→ **Given instruction**: Check each line of the records below and collect those that include the word "this".

==============================

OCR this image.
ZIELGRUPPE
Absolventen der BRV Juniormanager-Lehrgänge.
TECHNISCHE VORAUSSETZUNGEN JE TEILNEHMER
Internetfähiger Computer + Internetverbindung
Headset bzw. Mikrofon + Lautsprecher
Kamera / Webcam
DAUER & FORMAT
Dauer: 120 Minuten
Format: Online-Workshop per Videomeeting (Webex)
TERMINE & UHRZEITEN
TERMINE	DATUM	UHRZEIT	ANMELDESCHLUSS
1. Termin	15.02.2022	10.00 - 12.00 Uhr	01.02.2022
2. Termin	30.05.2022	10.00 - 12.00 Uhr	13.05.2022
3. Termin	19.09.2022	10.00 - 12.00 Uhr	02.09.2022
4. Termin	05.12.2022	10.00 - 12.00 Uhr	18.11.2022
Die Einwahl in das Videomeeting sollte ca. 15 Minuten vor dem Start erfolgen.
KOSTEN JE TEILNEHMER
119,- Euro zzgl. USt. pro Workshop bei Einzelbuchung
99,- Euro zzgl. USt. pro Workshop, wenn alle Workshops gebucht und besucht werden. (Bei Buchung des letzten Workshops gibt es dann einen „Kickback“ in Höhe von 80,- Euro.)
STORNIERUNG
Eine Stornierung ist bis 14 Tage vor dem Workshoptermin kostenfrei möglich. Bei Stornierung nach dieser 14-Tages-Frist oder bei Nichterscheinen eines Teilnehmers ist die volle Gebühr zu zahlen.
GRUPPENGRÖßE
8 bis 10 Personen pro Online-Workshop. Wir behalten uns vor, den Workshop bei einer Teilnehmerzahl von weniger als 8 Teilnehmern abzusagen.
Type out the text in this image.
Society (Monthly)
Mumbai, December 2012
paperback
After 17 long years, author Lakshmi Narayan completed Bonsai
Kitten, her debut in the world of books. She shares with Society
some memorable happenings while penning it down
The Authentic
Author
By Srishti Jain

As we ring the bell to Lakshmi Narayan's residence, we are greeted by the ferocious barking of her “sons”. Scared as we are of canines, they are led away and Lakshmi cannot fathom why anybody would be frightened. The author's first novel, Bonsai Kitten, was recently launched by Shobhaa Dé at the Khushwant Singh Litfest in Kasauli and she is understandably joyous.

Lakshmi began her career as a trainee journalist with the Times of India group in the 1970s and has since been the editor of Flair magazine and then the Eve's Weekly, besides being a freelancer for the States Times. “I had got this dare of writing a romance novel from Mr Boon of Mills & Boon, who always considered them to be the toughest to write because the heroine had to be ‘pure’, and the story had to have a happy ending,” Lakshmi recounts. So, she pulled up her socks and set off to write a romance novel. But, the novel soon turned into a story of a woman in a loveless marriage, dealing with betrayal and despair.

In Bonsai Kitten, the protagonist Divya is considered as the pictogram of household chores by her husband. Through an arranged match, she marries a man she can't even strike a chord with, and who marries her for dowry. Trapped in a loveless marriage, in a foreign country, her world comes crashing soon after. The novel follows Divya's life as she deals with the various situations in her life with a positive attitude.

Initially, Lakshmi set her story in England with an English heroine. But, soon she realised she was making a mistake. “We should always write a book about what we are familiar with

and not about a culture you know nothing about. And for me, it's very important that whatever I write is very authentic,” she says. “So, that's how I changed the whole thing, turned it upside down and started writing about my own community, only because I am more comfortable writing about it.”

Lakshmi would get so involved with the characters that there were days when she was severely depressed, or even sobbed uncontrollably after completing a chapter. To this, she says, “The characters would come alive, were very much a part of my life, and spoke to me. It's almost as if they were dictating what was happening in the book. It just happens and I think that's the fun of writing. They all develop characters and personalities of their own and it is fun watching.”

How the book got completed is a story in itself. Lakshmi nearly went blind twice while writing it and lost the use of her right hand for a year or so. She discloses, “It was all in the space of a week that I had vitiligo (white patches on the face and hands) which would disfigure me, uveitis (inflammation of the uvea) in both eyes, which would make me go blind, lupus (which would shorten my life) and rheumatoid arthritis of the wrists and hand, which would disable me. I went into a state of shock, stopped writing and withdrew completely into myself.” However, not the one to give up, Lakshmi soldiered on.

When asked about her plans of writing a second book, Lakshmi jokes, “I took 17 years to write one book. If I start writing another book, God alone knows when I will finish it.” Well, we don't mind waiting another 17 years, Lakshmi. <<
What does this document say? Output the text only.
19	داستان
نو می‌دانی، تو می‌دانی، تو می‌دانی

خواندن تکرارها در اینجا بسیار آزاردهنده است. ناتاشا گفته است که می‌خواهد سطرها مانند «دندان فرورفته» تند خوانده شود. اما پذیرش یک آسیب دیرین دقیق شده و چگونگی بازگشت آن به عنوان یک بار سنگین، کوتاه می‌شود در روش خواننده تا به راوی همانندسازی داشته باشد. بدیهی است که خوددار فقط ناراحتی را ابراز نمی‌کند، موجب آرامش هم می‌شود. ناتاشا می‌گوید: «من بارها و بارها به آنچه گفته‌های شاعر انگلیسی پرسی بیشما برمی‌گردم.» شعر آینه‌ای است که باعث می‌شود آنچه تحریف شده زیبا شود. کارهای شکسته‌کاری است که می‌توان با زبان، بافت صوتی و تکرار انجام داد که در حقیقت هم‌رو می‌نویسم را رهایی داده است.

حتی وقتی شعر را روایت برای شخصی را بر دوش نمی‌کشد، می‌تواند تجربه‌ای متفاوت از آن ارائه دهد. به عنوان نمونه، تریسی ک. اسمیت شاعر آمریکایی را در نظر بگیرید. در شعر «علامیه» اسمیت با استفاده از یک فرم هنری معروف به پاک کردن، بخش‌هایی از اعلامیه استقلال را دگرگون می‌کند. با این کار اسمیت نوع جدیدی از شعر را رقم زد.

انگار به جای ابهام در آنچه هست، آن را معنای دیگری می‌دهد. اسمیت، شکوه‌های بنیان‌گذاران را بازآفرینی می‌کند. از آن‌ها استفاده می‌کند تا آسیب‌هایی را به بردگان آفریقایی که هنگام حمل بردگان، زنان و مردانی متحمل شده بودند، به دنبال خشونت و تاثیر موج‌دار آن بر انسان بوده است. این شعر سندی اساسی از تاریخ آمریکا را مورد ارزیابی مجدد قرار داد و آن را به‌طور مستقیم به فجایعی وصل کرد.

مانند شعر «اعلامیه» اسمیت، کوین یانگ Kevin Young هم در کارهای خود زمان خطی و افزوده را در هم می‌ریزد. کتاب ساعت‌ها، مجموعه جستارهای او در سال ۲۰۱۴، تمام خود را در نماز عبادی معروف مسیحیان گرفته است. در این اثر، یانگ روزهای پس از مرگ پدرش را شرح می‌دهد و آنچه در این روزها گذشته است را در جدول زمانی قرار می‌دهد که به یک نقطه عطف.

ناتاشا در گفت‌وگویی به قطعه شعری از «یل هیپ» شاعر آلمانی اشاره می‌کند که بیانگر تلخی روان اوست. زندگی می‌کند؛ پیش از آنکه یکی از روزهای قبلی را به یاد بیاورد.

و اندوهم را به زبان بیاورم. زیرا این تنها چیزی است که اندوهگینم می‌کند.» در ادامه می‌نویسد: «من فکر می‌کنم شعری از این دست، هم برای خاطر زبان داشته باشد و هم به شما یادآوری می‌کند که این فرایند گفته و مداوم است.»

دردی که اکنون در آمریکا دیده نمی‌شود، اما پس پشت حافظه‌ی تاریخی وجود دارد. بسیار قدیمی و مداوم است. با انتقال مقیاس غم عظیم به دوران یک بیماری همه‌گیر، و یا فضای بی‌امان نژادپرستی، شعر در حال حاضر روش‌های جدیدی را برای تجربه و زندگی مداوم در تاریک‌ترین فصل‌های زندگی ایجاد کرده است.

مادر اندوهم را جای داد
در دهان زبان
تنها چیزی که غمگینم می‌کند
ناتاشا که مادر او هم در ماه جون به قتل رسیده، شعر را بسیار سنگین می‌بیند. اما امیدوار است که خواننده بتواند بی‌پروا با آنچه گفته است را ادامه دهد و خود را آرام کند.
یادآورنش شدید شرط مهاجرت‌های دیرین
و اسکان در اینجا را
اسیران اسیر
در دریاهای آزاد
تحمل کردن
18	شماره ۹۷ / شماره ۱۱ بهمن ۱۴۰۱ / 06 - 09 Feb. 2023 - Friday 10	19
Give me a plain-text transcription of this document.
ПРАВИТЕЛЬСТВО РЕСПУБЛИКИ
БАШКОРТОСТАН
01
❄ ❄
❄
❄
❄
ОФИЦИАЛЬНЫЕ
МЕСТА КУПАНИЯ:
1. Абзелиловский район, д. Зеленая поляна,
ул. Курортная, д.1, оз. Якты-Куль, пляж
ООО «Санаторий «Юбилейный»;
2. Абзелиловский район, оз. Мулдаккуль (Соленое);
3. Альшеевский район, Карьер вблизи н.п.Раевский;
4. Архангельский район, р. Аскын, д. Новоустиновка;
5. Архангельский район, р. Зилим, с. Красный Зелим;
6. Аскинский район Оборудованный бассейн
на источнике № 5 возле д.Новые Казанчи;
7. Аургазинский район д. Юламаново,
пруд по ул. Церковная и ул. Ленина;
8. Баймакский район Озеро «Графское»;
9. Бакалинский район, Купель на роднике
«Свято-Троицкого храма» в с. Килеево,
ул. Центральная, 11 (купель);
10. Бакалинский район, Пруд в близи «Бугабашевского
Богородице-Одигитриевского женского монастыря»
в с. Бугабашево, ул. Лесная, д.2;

==============================

→ **Task result**:
OCR this image.
Type out the text in this image.
Lakshmi began her career as a trainee journalist with the Times of India group in the 1970s and has since been the editor of Flair magazine and then the Eve's Weekly, besides being a freelancer for the States Times. “I had got this dare of writing a romance novel from Mr Boon of Mills & Boon, who always considered them to be the toughest to write because the heroine had to be ‘pure’, and the story had to have a happy ending,” Lakshmi recounts. So, she pulled up her socks and set off to write a romance novel. But, the novel soon turned into a story of a woman in a loveless marriage, dealing with betrayal and despair.
Lakshmi would get so involved with the characters that there were days when she was severely depressed, or even sobbed uncontrollably after completing a chapter. To this, she says, “The characters would come alive, were very much a part of my life, and spoke to me. It's almost as if they were dictating what was happening in the book. It just happens and I think that's the fun of writing. They all develop characters and personalities of their own and it is fun watching.”
What does this document say? Output the text only.
Give me a plain-text transcription of this document.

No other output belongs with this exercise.